AIM OF THE EXERCISE:
Leave out the images and repeat the listing below without a single change.

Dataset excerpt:
>>>
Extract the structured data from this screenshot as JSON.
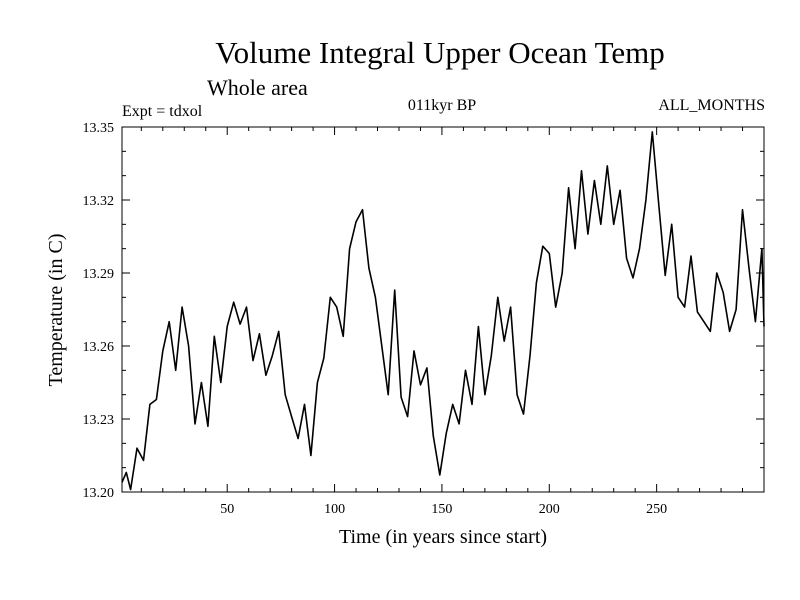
{
  "chart_data": {
    "type": "line",
    "title": "Volume Integral Upper Ocean Temp",
    "subtitle": "Whole area",
    "expt_label": "Expt = tdxol",
    "period_label": "011kyr BP",
    "months_label": "ALL_MONTHS",
    "xlabel": "Time (in years since start)",
    "ylabel": "Temperature (in C)",
    "xlim": [
      1,
      300
    ],
    "ylim": [
      13.2,
      13.35
    ],
    "xticks": [
      50,
      100,
      150,
      200,
      250
    ],
    "xtick_labels": [
      "50",
      "100",
      "150",
      "200",
      "250"
    ],
    "yticks": [
      13.2,
      13.23,
      13.26,
      13.29,
      13.32,
      13.35
    ],
    "ytick_labels": [
      "13.20",
      "13.23",
      "13.26",
      "13.29",
      "13.32",
      "13.35"
    ],
    "grid": false,
    "series": [
      {
        "color": "#000000",
        "x": [
          1,
          3,
          5,
          8,
          11,
          14,
          17,
          20,
          23,
          26,
          29,
          32,
          35,
          38,
          41,
          44,
          47,
          50,
          53,
          56,
          59,
          62,
          65,
          68,
          71,
          74,
          77,
          80,
          83,
          86,
          89,
          92,
          95,
          98,
          101,
          104,
          107,
          110,
          113,
          116,
          119,
          122,
          125,
          128,
          131,
          134,
          137,
          140,
          143,
          146,
          149,
          152,
          155,
          158,
          161,
          164,
          167,
          170,
          173,
          176,
          179,
          182,
          185,
          188,
          191,
          194,
          197,
          200,
          203,
          206,
          209,
          212,
          215,
          218,
          221,
          224,
          227,
          230,
          233,
          236,
          239,
          242,
          245,
          248,
          251,
          254,
          257,
          260,
          263,
          266,
          269,
          272,
          275,
          278,
          281,
          284,
          287,
          290,
          293,
          296,
          299,
          300
        ],
        "values": [
          13.204,
          13.208,
          13.201,
          13.218,
          13.213,
          13.236,
          13.238,
          13.258,
          13.27,
          13.25,
          13.276,
          13.26,
          13.228,
          13.245,
          13.227,
          13.264,
          13.245,
          13.268,
          13.278,
          13.269,
          13.276,
          13.254,
          13.265,
          13.248,
          13.256,
          13.266,
          13.24,
          13.231,
          13.222,
          13.236,
          13.215,
          13.245,
          13.255,
          13.28,
          13.276,
          13.264,
          13.3,
          13.311,
          13.316,
          13.292,
          13.28,
          13.26,
          13.24,
          13.283,
          13.239,
          13.231,
          13.258,
          13.244,
          13.251,
          13.223,
          13.207,
          13.224,
          13.236,
          13.228,
          13.25,
          13.236,
          13.268,
          13.24,
          13.256,
          13.28,
          13.262,
          13.276,
          13.24,
          13.232,
          13.256,
          13.286,
          13.301,
          13.298,
          13.276,
          13.29,
          13.325,
          13.3,
          13.332,
          13.306,
          13.328,
          13.31,
          13.334,
          13.31,
          13.324,
          13.296,
          13.288,
          13.3,
          13.32,
          13.348,
          13.318,
          13.289,
          13.31,
          13.28,
          13.276,
          13.297,
          13.274,
          13.27,
          13.266,
          13.29,
          13.282,
          13.266,
          13.275,
          13.316,
          13.292,
          13.27,
          13.3,
          13.268
        ]
      }
    ]
  }
}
<<<
ANSWER TO THE PROBLEM:
Extract the structured data from this screenshot as JSON.
{
  "chart_data": {
    "type": "line",
    "title": "Volume Integral Upper Ocean Temp",
    "subtitle": "Whole area",
    "expt_label": "Expt = tdxol",
    "period_label": "011kyr BP",
    "months_label": "ALL_MONTHS",
    "xlabel": "Time (in years since start)",
    "ylabel": "Temperature (in C)",
    "xlim": [
      1,
      300
    ],
    "ylim": [
      13.2,
      13.35
    ],
    "xticks": [
      50,
      100,
      150,
      200,
      250
    ],
    "xtick_labels": [
      "50",
      "100",
      "150",
      "200",
      "250"
    ],
    "yticks": [
      13.2,
      13.23,
      13.26,
      13.29,
      13.32,
      13.35
    ],
    "ytick_labels": [
      "13.20",
      "13.23",
      "13.26",
      "13.29",
      "13.32",
      "13.35"
    ],
    "grid": false,
    "series": [
      {
        "color": "#000000",
        "x": [
          1,
          3,
          5,
          8,
          11,
          14,
          17,
          20,
          23,
          26,
          29,
          32,
          35,
          38,
          41,
          44,
          47,
          50,
          53,
          56,
          59,
          62,
          65,
          68,
          71,
          74,
          77,
          80,
          83,
          86,
          89,
          92,
          95,
          98,
          101,
          104,
          107,
          110,
          113,
          116,
          119,
          122,
          125,
          128,
          131,
          134,
          137,
          140,
          143,
          146,
          149,
          152,
          155,
          158,
          161,
          164,
          167,
          170,
          173,
          176,
          179,
          182,
          185,
          188,
          191,
          194,
          197,
          200,
          203,
          206,
          209,
          212,
          215,
          218,
          221,
          224,
          227,
          230,
          233,
          236,
          239,
          242,
          245,
          248,
          251,
          254,
          257,
          260,
          263,
          266,
          269,
          272,
          275,
          278,
          281,
          284,
          287,
          290,
          293,
          296,
          299,
          300
        ],
        "values": [
          13.204,
          13.208,
          13.201,
          13.218,
          13.213,
          13.236,
          13.238,
          13.258,
          13.27,
          13.25,
          13.276,
          13.26,
          13.228,
          13.245,
          13.227,
          13.264,
          13.245,
          13.268,
          13.278,
          13.269,
          13.276,
          13.254,
          13.265,
          13.248,
          13.256,
          13.266,
          13.24,
          13.231,
          13.222,
          13.236,
          13.215,
          13.245,
          13.255,
          13.28,
          13.276,
          13.264,
          13.3,
          13.311,
          13.316,
          13.292,
          13.28,
          13.26,
          13.24,
          13.283,
          13.239,
          13.231,
          13.258,
          13.244,
          13.251,
          13.223,
          13.207,
          13.224,
          13.236,
          13.228,
          13.25,
          13.236,
          13.268,
          13.24,
          13.256,
          13.28,
          13.262,
          13.276,
          13.24,
          13.232,
          13.256,
          13.286,
          13.301,
          13.298,
          13.276,
          13.29,
          13.325,
          13.3,
          13.332,
          13.306,
          13.328,
          13.31,
          13.334,
          13.31,
          13.324,
          13.296,
          13.288,
          13.3,
          13.32,
          13.348,
          13.318,
          13.289,
          13.31,
          13.28,
          13.276,
          13.297,
          13.274,
          13.27,
          13.266,
          13.29,
          13.282,
          13.266,
          13.275,
          13.316,
          13.292,
          13.27,
          13.3,
          13.268
        ]
      }
    ]
  }
}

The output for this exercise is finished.